*** Listed entries ***

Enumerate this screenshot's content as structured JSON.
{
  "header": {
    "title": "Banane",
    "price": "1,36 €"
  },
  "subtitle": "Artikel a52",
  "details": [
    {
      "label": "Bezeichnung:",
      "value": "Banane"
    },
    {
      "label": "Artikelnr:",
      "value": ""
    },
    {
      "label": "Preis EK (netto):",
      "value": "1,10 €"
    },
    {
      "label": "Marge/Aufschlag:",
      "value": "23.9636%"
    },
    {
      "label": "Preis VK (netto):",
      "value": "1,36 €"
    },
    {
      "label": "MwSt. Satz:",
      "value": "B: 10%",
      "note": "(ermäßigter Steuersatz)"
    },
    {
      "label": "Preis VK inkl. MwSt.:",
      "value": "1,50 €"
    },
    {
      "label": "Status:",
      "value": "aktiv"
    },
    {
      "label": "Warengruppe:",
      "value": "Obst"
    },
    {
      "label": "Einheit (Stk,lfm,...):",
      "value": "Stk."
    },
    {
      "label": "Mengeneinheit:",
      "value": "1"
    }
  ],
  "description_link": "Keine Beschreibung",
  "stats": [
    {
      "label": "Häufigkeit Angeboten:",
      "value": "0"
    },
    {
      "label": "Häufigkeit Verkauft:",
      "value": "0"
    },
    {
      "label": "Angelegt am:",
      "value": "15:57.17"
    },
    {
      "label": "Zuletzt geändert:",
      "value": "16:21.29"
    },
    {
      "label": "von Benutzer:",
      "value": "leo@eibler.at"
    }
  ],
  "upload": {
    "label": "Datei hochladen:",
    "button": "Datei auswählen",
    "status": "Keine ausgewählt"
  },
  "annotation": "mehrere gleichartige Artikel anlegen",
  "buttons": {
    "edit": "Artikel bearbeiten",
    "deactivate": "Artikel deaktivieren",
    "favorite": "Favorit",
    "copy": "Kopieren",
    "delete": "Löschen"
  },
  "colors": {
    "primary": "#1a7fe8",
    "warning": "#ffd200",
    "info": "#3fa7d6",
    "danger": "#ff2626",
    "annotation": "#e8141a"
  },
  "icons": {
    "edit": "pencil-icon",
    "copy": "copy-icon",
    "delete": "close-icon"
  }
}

***

Repeat the preceding lines exactly, please, every one of them.

Enumerate this screenshot's content as structured JSON.
{
  "header": {
    "title": "Banane",
    "price": "1,36 €"
  },
  "subtitle": "Artikel a52",
  "details": [
    {
      "label": "Bezeichnung:",
      "value": "Banane"
    },
    {
      "label": "Artikelnr:",
      "value": ""
    },
    {
      "label": "Preis EK (netto):",
      "value": "1,10 €"
    },
    {
      "label": "Marge/Aufschlag:",
      "value": "23.9636%"
    },
    {
      "label": "Preis VK (netto):",
      "value": "1,36 €"
    },
    {
      "label": "MwSt. Satz:",
      "value": "B: 10%",
      "note": "(ermäßigter Steuersatz)"
    },
    {
      "label": "Preis VK inkl. MwSt.:",
      "value": "1,50 €"
    },
    {
      "label": "Status:",
      "value": "aktiv"
    },
    {
      "label": "Warengruppe:",
      "value": "Obst"
    },
    {
      "label": "Einheit (Stk,lfm,...):",
      "value": "Stk."
    },
    {
      "label": "Mengeneinheit:",
      "value": "1"
    }
  ],
  "description_link": "Keine Beschreibung",
  "stats": [
    {
      "label": "Häufigkeit Angeboten:",
      "value": "0"
    },
    {
      "label": "Häufigkeit Verkauft:",
      "value": "0"
    },
    {
      "label": "Angelegt am:",
      "value": "15:57.17"
    },
    {
      "label": "Zuletzt geändert:",
      "value": "16:21.29"
    },
    {
      "label": "von Benutzer:",
      "value": "leo@eibler.at"
    }
  ],
  "upload": {
    "label": "Datei hochladen:",
    "button": "Datei auswählen",
    "status": "Keine ausgewählt"
  },
  "annotation": "mehrere gleichartige Artikel anlegen",
  "buttons": {
    "edit": "Artikel bearbeiten",
    "deactivate": "Artikel deaktivieren",
    "favorite": "Favorit",
    "copy": "Kopieren",
    "delete": "Löschen"
  },
  "colors": {
    "primary": "#1a7fe8",
    "warning": "#ffd200",
    "info": "#3fa7d6",
    "danger": "#ff2626",
    "annotation": "#e8141a"
  },
  "icons": {
    "edit": "pencil-icon",
    "copy": "copy-icon",
    "delete": "close-icon"
  }
}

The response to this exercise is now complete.